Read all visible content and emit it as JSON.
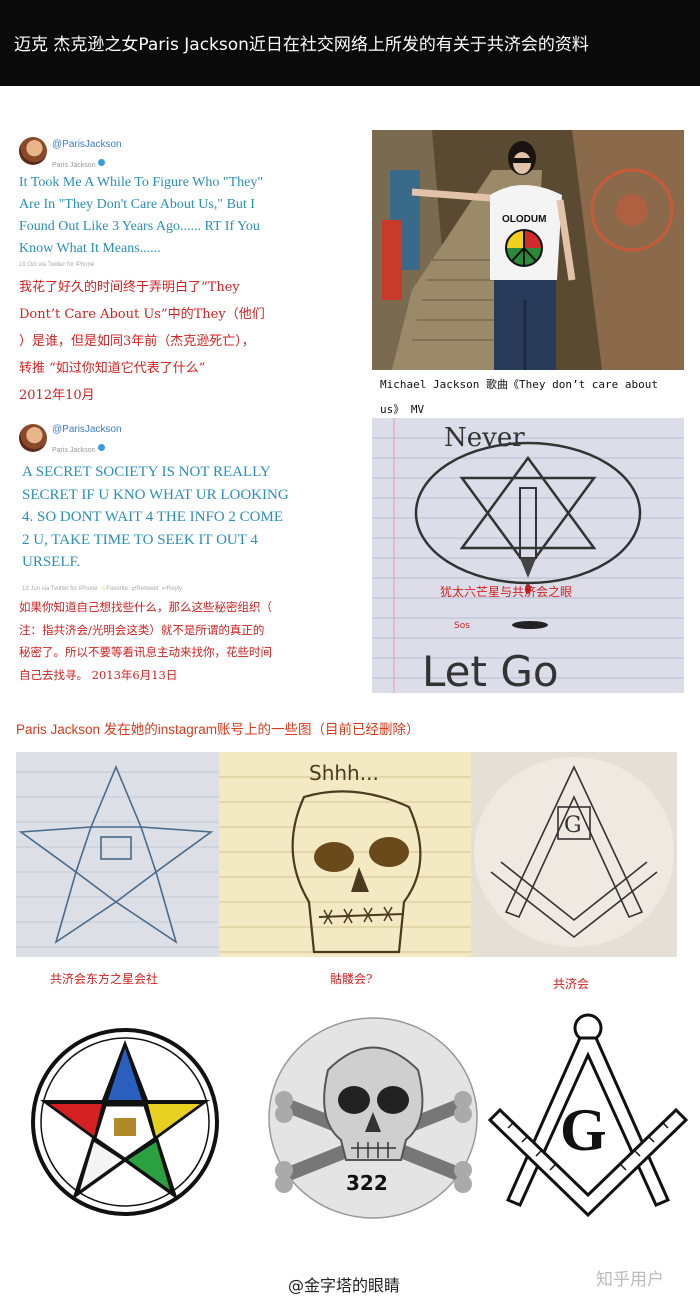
{
  "header": {
    "title": "迈克 杰克逊之女Paris Jackson近日在社交网络上所发的有关于共济会的资料"
  },
  "tweet1": {
    "handle": "@ParisJackson",
    "name": "Paris Jackson",
    "lines": [
      "It Took Me A While To Figure Who \"They\"",
      "Are In \"They Don't Care About Us,\" But I",
      "Found Out Like 3 Years Ago...... RT If You",
      "Know What It Means......"
    ],
    "meta": "19 Oct via Twitter for iPhone",
    "translation": [
      "我花了好久的时间终于弄明白了“They",
      "Dont’t Care About Us”中的They（他们",
      "）是谁，但是如同3年前（杰克逊死亡），",
      "转推 “如过你知道它代表了什么”",
      "2012年10月"
    ]
  },
  "tweet2": {
    "handle": "@ParisJackson",
    "name": "Paris Jackson",
    "lines": [
      "A SECRET SOCIETY IS NOT REALLY",
      "SECRET IF U KNO WHAT UR LOOKING",
      "4. SO DONT WAIT 4 THE INFO 2 COME",
      "2 U, TAKE TIME TO SEEK IT OUT 4",
      "URSELF."
    ],
    "meta": "13 Jun via Twitter for iPhone",
    "actions": [
      "Favorite",
      "Retweet",
      "Reply"
    ],
    "translation": [
      "如果你知道自己想找些什么，那么这些秘密组织（",
      "注：指共济会/光明会这类）就不是所谓的真正的",
      "秘密了。所以不要等着讯息主动来找你，花些时间",
      "自己去找寻。 2013年6月13日"
    ]
  },
  "photo1": {
    "shirt_text": "OLODUM",
    "caption": "Michael Jackson 歌曲《They don’t care about us》 MV"
  },
  "photo2": {
    "top_text": "Never",
    "bottom_text": "Let Go",
    "overlay_red": "犹太六芒星与共济会之眼",
    "overlay_small": "Sos"
  },
  "section_title": "Paris Jackson 发在她的instagram账号上的一些图（目前已经删除）",
  "insta2_text": "Shhh...",
  "labels": [
    "共济会东方之星会社",
    "骷髅会?",
    "共济会"
  ],
  "skull_number": "322",
  "mason_letter": "G",
  "watermark": "@金字塔的眼睛",
  "zhihu": "知乎用户",
  "colors": {
    "header_bg": "#0a0a0a",
    "tweet_blue": "#2a8fb8",
    "translation_red": "#d42020",
    "section_title_orange": "#d93a1c"
  }
}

-------------------------

» Prompt: Your copy should repeat each entry above exactly but contain no pictures.

» Right answer:
Read all visible content and emit it as JSON.
{
  "header": {
    "title": "迈克 杰克逊之女Paris Jackson近日在社交网络上所发的有关于共济会的资料"
  },
  "tweet1": {
    "handle": "@ParisJackson",
    "name": "Paris Jackson",
    "lines": [
      "It Took Me A While To Figure Who \"They\"",
      "Are In \"They Don't Care About Us,\" But I",
      "Found Out Like 3 Years Ago...... RT If You",
      "Know What It Means......"
    ],
    "meta": "19 Oct via Twitter for iPhone",
    "translation": [
      "我花了好久的时间终于弄明白了“They",
      "Dont’t Care About Us”中的They（他们",
      "）是谁，但是如同3年前（杰克逊死亡），",
      "转推 “如过你知道它代表了什么”",
      "2012年10月"
    ]
  },
  "tweet2": {
    "handle": "@ParisJackson",
    "name": "Paris Jackson",
    "lines": [
      "A SECRET SOCIETY IS NOT REALLY",
      "SECRET IF U KNO WHAT UR LOOKING",
      "4. SO DONT WAIT 4 THE INFO 2 COME",
      "2 U, TAKE TIME TO SEEK IT OUT 4",
      "URSELF."
    ],
    "meta": "13 Jun via Twitter for iPhone",
    "actions": [
      "Favorite",
      "Retweet",
      "Reply"
    ],
    "translation": [
      "如果你知道自己想找些什么，那么这些秘密组织（",
      "注：指共济会/光明会这类）就不是所谓的真正的",
      "秘密了。所以不要等着讯息主动来找你，花些时间",
      "自己去找寻。 2013年6月13日"
    ]
  },
  "photo1": {
    "shirt_text": "OLODUM",
    "caption": "Michael Jackson 歌曲《They don’t care about us》 MV"
  },
  "photo2": {
    "top_text": "Never",
    "bottom_text": "Let Go",
    "overlay_red": "犹太六芒星与共济会之眼",
    "overlay_small": "Sos"
  },
  "section_title": "Paris Jackson 发在她的instagram账号上的一些图（目前已经删除）",
  "insta2_text": "Shhh...",
  "labels": [
    "共济会东方之星会社",
    "骷髅会?",
    "共济会"
  ],
  "skull_number": "322",
  "mason_letter": "G",
  "watermark": "@金字塔的眼睛",
  "zhihu": "知乎用户",
  "colors": {
    "header_bg": "#0a0a0a",
    "tweet_blue": "#2a8fb8",
    "translation_red": "#d42020",
    "section_title_orange": "#d93a1c"
  }
}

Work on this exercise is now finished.